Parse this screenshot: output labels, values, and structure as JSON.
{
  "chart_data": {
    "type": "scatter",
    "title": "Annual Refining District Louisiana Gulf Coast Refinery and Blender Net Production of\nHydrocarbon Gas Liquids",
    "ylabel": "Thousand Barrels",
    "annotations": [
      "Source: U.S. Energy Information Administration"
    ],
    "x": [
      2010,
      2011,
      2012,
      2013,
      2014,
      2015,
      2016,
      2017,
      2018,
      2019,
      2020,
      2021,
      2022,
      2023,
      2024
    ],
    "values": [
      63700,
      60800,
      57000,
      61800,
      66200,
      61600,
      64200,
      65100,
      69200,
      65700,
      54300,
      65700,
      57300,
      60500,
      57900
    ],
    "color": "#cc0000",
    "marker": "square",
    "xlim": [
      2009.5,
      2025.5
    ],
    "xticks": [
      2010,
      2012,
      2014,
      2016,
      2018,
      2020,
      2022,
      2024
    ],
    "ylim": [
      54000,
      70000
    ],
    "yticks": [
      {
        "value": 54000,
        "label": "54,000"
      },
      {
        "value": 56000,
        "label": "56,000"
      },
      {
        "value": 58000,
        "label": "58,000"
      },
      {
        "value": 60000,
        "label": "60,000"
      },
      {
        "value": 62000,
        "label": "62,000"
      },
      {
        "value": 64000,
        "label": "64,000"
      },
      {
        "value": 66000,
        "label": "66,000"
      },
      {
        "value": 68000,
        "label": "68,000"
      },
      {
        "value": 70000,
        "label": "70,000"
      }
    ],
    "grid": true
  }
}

•••

▸ TASK OBJECTIVE: Copy each line of the listing that contains the string "values".

▸ SOLUTION FOR THIS EXERCISE:
Parse this screenshot: output labels, values, and structure as JSON.
    "values": [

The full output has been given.